** Start of MATERIALS PROVIDED **
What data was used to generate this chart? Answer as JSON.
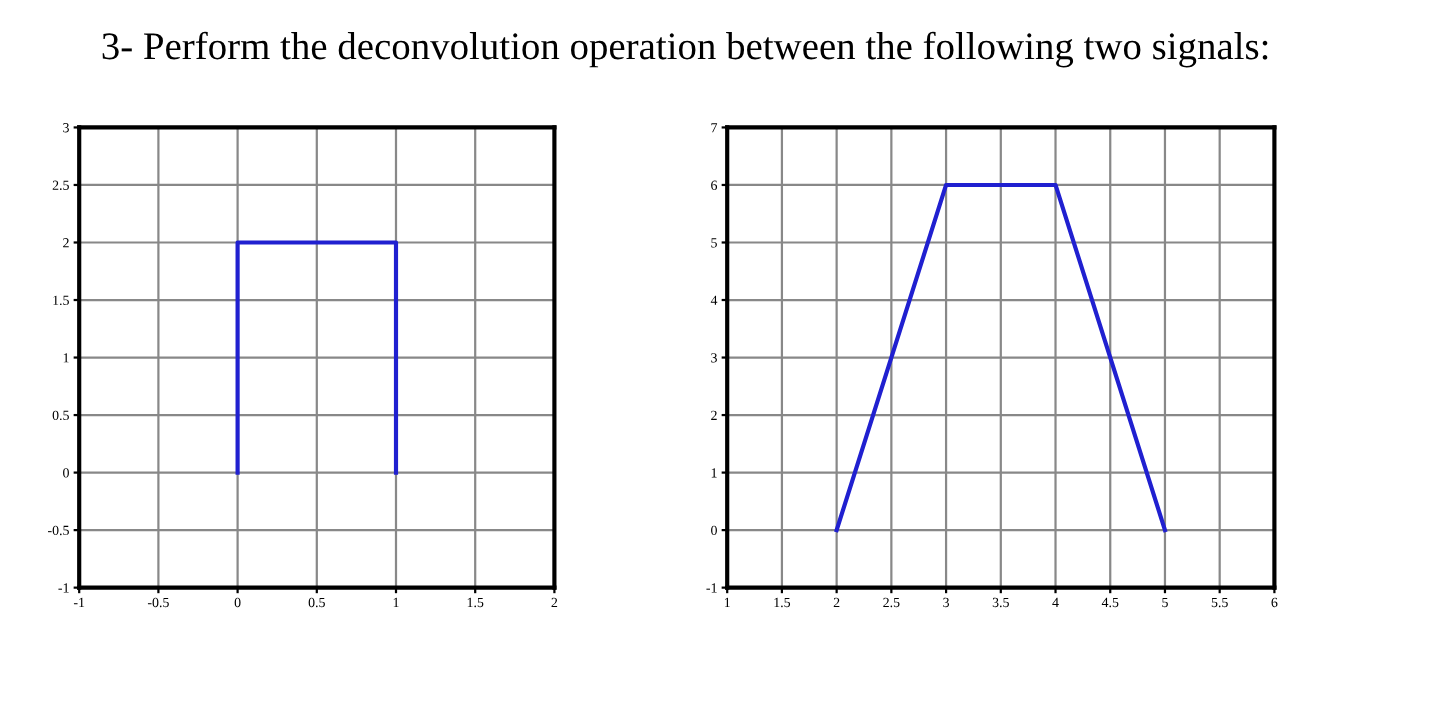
{
  "chart_data": [
    {
      "type": "line",
      "title": "3- Perform the deconvolution operation between the following two signals:",
      "x": [
        0,
        0,
        1,
        1
      ],
      "series": [
        {
          "color": "#2020d0",
          "values": [
            0,
            2,
            2,
            0
          ]
        }
      ],
      "xlim": [
        -1,
        2
      ],
      "ylim": [
        -1,
        3
      ],
      "xticks": [
        -1,
        -0.5,
        0,
        0.5,
        1,
        1.5,
        2
      ],
      "yticks": [
        -1,
        -0.5,
        0,
        0.5,
        1,
        1.5,
        2,
        2.5,
        3
      ],
      "grid": true
    },
    {
      "type": "line",
      "x": [
        2,
        3,
        4,
        5
      ],
      "series": [
        {
          "color": "#2020d0",
          "values": [
            0,
            6,
            6,
            0
          ]
        }
      ],
      "xlim": [
        1,
        6
      ],
      "ylim": [
        -1,
        7
      ],
      "xticks": [
        1,
        1.5,
        2,
        2.5,
        3,
        3.5,
        4,
        4.5,
        5,
        5.5,
        6
      ],
      "yticks": [
        -1,
        0,
        1,
        2,
        3,
        4,
        5,
        6,
        7
      ],
      "grid": true
    }
  ]
}
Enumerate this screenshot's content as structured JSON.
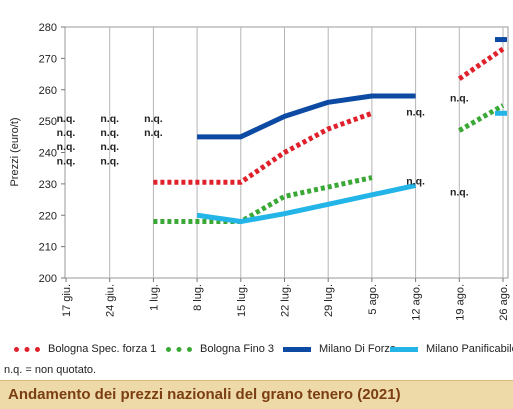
{
  "chart_data": {
    "type": "line",
    "title": "Andamento dei prezzi nazionali del grano tenero (2021)",
    "ylabel": "Prezzi (euro/t)",
    "xlabel": "",
    "ylim": [
      200,
      280
    ],
    "yticks": [
      "200",
      "210",
      "220",
      "230",
      "240",
      "250",
      "260",
      "270",
      "280"
    ],
    "categories": [
      "17 giu.",
      "24 giu.",
      "1 lug.",
      "8 lug.",
      "15 lug.",
      "22 lug.",
      "29 lug.",
      "5 ago.",
      "12 ago.",
      "19 ago.",
      "26 ago."
    ],
    "grid": "vertical",
    "legend_position": "bottom",
    "series": [
      {
        "name": "Bologna Spec. forza 1",
        "color": "#e0202a",
        "style": "dotted",
        "values": [
          null,
          null,
          230.5,
          230.5,
          230.5,
          240,
          247.5,
          252.5,
          null,
          263.5,
          273
        ]
      },
      {
        "name": "Bologna Fino 3",
        "color": "#3aa835",
        "style": "dotted",
        "values": [
          null,
          null,
          218,
          218,
          218,
          226,
          229,
          232,
          null,
          247,
          255
        ]
      },
      {
        "name": "Milano Di Forza",
        "color": "#0d4aa3",
        "style": "solid",
        "values": [
          null,
          null,
          null,
          245,
          245,
          251.5,
          256,
          258,
          258,
          null,
          276
        ]
      },
      {
        "name": "Milano Panificabile",
        "color": "#23b4e8",
        "style": "solid",
        "values": [
          null,
          null,
          null,
          220,
          218,
          220.5,
          223.5,
          226.5,
          229.5,
          null,
          252.5
        ]
      }
    ],
    "annotations": [
      {
        "text": "n.q.",
        "x": 0,
        "y": 251
      },
      {
        "text": "n.q.",
        "x": 0,
        "y": 246.5
      },
      {
        "text": "n.q.",
        "x": 0,
        "y": 242
      },
      {
        "text": "n.q.",
        "x": 0,
        "y": 237.5
      },
      {
        "text": "n.q.",
        "x": 1,
        "y": 251
      },
      {
        "text": "n.q.",
        "x": 1,
        "y": 246.5
      },
      {
        "text": "n.q.",
        "x": 1,
        "y": 242
      },
      {
        "text": "n.q.",
        "x": 1,
        "y": 237.5
      },
      {
        "text": "n.q.",
        "x": 2,
        "y": 251
      },
      {
        "text": "n.q.",
        "x": 2,
        "y": 246.5
      },
      {
        "text": "n.q.",
        "x": 8,
        "y": 253
      },
      {
        "text": "n.q.",
        "x": 8,
        "y": 231
      },
      {
        "text": "n.q.",
        "x": 9,
        "y": 257.5
      },
      {
        "text": "n.q.",
        "x": 9,
        "y": 227.5
      }
    ]
  },
  "footnote": "n.q. = non quotato."
}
** End of MATERIALS PROVIDED **
*WHAT YOU NEED TO DO:*
Every entry must be reproduced exactly, with the images left out.

*SOLUTION:*
What data was used to generate this chart? Answer as JSON.
{
  "chart_data": [
    {
      "type": "line",
      "title": "3- Perform the deconvolution operation between the following two signals:",
      "x": [
        0,
        0,
        1,
        1
      ],
      "series": [
        {
          "color": "#2020d0",
          "values": [
            0,
            2,
            2,
            0
          ]
        }
      ],
      "xlim": [
        -1,
        2
      ],
      "ylim": [
        -1,
        3
      ],
      "xticks": [
        -1,
        -0.5,
        0,
        0.5,
        1,
        1.5,
        2
      ],
      "yticks": [
        -1,
        -0.5,
        0,
        0.5,
        1,
        1.5,
        2,
        2.5,
        3
      ],
      "grid": true
    },
    {
      "type": "line",
      "x": [
        2,
        3,
        4,
        5
      ],
      "series": [
        {
          "color": "#2020d0",
          "values": [
            0,
            6,
            6,
            0
          ]
        }
      ],
      "xlim": [
        1,
        6
      ],
      "ylim": [
        -1,
        7
      ],
      "xticks": [
        1,
        1.5,
        2,
        2.5,
        3,
        3.5,
        4,
        4.5,
        5,
        5.5,
        6
      ],
      "yticks": [
        -1,
        0,
        1,
        2,
        3,
        4,
        5,
        6,
        7
      ],
      "grid": true
    }
  ]
}
Enumerate this screenshot's content as structured JSON.
{
  "chart_data": {
    "type": "line",
    "title": "Andamento dei prezzi nazionali del grano tenero (2021)",
    "ylabel": "Prezzi (euro/t)",
    "xlabel": "",
    "ylim": [
      200,
      280
    ],
    "yticks": [
      "200",
      "210",
      "220",
      "230",
      "240",
      "250",
      "260",
      "270",
      "280"
    ],
    "categories": [
      "17 giu.",
      "24 giu.",
      "1 lug.",
      "8 lug.",
      "15 lug.",
      "22 lug.",
      "29 lug.",
      "5 ago.",
      "12 ago.",
      "19 ago.",
      "26 ago."
    ],
    "grid": "vertical",
    "legend_position": "bottom",
    "series": [
      {
        "name": "Bologna Spec. forza 1",
        "color": "#e0202a",
        "style": "dotted",
        "values": [
          null,
          null,
          230.5,
          230.5,
          230.5,
          240,
          247.5,
          252.5,
          null,
          263.5,
          273
        ]
      },
      {
        "name": "Bologna Fino 3",
        "color": "#3aa835",
        "style": "dotted",
        "values": [
          null,
          null,
          218,
          218,
          218,
          226,
          229,
          232,
          null,
          247,
          255
        ]
      },
      {
        "name": "Milano Di Forza",
        "color": "#0d4aa3",
        "style": "solid",
        "values": [
          null,
          null,
          null,
          245,
          245,
          251.5,
          256,
          258,
          258,
          null,
          276
        ]
      },
      {
        "name": "Milano Panificabile",
        "color": "#23b4e8",
        "style": "solid",
        "values": [
          null,
          null,
          null,
          220,
          218,
          220.5,
          223.5,
          226.5,
          229.5,
          null,
          252.5
        ]
      }
    ],
    "annotations": [
      {
        "text": "n.q.",
        "x": 0,
        "y": 251
      },
      {
        "text": "n.q.",
        "x": 0,
        "y": 246.5
      },
      {
        "text": "n.q.",
        "x": 0,
        "y": 242
      },
      {
        "text": "n.q.",
        "x": 0,
        "y": 237.5
      },
      {
        "text": "n.q.",
        "x": 1,
        "y": 251
      },
      {
        "text": "n.q.",
        "x": 1,
        "y": 246.5
      },
      {
        "text": "n.q.",
        "x": 1,
        "y": 242
      },
      {
        "text": "n.q.",
        "x": 1,
        "y": 237.5
      },
      {
        "text": "n.q.",
        "x": 2,
        "y": 251
      },
      {
        "text": "n.q.",
        "x": 2,
        "y": 246.5
      },
      {
        "text": "n.q.",
        "x": 8,
        "y": 253
      },
      {
        "text": "n.q.",
        "x": 8,
        "y": 231
      },
      {
        "text": "n.q.",
        "x": 9,
        "y": 257.5
      },
      {
        "text": "n.q.",
        "x": 9,
        "y": 227.5
      }
    ]
  },
  "footnote": "n.q. = non quotato."
}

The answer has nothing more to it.